**Prompt:**
Of the lines in the records that follow, how many include the word "sell"? Answer with a bare number.

**Items:**
····················

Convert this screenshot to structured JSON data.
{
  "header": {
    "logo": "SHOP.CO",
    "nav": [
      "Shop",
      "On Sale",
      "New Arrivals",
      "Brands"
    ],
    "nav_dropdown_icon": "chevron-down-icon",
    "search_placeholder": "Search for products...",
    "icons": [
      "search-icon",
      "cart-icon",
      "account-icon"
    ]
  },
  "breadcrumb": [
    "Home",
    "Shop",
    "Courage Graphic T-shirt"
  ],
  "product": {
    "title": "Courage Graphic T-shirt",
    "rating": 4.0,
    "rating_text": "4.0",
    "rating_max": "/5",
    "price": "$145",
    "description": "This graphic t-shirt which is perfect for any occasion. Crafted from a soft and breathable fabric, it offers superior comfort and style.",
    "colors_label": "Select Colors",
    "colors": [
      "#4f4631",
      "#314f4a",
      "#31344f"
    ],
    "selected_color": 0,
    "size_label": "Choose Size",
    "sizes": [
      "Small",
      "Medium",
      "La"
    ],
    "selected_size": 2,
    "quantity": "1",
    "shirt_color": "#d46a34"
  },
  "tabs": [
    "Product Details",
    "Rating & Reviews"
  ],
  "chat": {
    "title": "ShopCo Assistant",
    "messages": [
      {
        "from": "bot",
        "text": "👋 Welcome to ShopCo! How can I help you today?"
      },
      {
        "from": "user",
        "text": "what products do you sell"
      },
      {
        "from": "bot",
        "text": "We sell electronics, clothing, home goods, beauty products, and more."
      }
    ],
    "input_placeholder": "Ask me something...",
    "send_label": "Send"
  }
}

····················

**Task solution:**
2